(Dataset records)
%%
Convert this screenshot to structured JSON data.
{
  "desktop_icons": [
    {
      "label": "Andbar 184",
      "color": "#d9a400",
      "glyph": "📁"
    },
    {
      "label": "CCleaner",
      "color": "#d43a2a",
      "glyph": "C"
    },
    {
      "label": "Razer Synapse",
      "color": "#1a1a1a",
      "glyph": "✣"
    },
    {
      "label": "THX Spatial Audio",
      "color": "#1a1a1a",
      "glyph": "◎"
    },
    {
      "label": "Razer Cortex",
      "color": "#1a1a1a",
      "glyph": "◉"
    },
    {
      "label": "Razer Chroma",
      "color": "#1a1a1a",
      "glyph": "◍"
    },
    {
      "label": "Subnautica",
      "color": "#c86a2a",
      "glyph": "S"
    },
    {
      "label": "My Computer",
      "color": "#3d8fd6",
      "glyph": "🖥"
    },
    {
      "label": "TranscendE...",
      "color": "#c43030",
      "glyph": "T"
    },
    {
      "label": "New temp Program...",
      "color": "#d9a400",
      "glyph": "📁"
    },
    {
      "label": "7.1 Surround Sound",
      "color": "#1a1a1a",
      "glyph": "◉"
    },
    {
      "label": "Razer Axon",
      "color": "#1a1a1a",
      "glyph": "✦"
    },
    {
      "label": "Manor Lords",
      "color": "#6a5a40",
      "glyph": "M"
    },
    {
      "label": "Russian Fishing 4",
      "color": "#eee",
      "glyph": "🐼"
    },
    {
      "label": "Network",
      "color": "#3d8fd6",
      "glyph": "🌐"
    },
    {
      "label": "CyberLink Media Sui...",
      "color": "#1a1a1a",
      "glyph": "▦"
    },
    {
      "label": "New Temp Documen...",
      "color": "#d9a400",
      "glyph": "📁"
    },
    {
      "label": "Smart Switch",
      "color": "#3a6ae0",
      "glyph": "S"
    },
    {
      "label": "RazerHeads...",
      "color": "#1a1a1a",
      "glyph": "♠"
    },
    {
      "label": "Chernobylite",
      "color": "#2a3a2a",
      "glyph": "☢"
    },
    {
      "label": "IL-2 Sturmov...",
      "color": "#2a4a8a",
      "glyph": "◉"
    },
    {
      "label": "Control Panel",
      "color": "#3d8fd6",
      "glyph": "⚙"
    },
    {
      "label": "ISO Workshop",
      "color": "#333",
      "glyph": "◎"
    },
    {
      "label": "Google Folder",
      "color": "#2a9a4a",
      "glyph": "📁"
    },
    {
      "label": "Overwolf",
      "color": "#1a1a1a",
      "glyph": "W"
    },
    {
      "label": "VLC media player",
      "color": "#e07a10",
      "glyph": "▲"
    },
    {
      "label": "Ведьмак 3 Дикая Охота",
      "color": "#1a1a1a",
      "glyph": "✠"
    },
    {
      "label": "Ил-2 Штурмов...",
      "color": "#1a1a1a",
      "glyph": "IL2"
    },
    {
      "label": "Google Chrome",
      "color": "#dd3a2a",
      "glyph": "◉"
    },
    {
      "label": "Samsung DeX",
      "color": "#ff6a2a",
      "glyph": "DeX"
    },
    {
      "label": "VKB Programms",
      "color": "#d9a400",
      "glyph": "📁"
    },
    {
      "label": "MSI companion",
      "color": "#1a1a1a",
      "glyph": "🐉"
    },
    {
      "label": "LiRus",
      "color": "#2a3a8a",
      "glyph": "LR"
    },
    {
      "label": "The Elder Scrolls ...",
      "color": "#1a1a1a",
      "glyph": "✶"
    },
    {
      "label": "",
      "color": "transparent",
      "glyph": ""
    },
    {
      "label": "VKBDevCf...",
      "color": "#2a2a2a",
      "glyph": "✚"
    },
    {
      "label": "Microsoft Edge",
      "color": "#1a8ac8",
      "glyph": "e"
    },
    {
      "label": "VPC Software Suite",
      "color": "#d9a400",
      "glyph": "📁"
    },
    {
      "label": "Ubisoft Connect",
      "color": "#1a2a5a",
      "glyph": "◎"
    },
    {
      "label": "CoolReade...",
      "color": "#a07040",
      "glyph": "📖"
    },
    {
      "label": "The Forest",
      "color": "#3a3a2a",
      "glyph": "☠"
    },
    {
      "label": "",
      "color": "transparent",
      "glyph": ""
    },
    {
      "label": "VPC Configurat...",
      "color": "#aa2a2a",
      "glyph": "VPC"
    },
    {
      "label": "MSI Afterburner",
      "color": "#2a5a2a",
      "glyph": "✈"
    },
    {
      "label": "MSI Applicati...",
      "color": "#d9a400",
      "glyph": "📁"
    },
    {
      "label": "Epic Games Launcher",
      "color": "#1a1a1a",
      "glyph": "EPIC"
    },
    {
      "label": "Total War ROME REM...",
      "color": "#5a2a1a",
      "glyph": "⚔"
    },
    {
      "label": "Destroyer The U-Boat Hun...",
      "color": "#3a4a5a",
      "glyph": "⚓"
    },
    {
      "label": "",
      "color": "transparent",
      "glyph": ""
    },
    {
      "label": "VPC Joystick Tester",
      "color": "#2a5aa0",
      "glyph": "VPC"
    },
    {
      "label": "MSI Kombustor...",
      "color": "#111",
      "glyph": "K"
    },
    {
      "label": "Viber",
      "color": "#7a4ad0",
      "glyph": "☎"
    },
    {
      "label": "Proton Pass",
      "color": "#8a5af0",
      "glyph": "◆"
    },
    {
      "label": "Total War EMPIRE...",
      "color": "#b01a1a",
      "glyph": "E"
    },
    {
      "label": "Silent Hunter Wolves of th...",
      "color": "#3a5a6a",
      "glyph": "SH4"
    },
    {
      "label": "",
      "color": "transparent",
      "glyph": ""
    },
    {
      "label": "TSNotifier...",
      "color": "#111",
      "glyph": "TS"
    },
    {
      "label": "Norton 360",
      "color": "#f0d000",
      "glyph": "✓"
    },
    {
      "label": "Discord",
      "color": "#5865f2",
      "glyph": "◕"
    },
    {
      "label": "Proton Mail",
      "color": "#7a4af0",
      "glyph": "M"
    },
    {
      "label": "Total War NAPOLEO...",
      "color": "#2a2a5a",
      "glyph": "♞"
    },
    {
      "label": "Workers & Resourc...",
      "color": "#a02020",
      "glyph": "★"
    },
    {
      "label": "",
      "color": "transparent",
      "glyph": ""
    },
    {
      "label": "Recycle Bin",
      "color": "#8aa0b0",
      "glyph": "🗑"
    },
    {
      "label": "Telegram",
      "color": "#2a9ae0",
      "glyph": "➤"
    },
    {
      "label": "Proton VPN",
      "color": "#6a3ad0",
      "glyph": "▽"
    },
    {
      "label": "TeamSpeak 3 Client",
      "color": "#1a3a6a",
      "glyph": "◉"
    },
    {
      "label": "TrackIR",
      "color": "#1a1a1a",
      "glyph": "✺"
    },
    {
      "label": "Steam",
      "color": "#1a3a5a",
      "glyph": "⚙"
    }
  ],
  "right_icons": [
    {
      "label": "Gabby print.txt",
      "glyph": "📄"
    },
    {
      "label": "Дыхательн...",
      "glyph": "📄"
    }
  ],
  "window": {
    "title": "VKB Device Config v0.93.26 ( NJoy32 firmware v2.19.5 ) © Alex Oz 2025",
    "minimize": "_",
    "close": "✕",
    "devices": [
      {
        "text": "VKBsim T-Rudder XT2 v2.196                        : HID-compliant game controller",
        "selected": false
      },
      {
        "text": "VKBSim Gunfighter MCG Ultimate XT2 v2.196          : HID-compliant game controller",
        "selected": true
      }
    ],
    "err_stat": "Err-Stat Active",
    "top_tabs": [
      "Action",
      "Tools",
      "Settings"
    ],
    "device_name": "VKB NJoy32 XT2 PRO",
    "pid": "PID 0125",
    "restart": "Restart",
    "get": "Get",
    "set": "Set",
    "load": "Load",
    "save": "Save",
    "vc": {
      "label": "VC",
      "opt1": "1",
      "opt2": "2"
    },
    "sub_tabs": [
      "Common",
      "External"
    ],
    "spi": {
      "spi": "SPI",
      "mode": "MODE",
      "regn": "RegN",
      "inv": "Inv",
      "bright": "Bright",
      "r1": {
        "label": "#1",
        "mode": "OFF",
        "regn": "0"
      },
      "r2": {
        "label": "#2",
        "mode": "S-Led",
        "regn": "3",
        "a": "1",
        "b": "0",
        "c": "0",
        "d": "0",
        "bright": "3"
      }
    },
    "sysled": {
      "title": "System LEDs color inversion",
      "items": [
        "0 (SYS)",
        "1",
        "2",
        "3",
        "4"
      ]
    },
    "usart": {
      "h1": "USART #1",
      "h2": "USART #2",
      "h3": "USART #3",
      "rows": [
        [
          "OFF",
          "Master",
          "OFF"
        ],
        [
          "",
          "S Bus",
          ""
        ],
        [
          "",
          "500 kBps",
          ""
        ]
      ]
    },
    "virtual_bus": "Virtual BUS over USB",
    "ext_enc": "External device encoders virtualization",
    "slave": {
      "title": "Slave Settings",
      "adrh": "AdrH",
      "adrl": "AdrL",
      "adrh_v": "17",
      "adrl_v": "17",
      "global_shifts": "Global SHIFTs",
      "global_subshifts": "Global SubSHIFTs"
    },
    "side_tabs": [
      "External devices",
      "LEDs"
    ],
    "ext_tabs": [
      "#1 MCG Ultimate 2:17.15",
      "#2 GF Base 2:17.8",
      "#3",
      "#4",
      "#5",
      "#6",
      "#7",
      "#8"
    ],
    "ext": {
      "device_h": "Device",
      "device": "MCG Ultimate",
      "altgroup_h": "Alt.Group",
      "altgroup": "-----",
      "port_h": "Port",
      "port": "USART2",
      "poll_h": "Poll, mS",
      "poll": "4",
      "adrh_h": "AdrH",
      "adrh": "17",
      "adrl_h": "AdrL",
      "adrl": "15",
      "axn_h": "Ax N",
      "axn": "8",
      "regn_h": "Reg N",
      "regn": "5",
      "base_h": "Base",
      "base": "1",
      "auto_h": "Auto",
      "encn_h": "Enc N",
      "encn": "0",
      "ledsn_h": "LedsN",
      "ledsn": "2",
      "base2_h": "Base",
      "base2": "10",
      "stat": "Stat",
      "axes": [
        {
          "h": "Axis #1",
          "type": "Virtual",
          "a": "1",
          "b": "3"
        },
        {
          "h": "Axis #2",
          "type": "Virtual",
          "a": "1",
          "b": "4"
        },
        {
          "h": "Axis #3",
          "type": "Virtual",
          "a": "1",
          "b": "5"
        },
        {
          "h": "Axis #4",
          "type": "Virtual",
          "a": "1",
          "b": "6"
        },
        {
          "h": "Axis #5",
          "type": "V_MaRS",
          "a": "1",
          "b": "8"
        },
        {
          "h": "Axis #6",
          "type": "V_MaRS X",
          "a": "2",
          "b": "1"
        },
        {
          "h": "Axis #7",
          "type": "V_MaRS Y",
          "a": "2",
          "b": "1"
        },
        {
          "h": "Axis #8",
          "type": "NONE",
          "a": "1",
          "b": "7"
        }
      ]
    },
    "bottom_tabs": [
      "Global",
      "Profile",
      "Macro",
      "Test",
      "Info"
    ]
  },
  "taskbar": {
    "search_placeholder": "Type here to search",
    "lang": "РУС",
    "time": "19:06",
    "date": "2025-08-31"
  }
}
%%
# GIVEN REQUEST:
Copy out each line in the listing that has the word "Total".

# EXERCISE SOLUTION:
      "label": "Total War ROME REM...",
      "label": "Total War EMPIRE...",
      "label": "Total War NAPOLEO...",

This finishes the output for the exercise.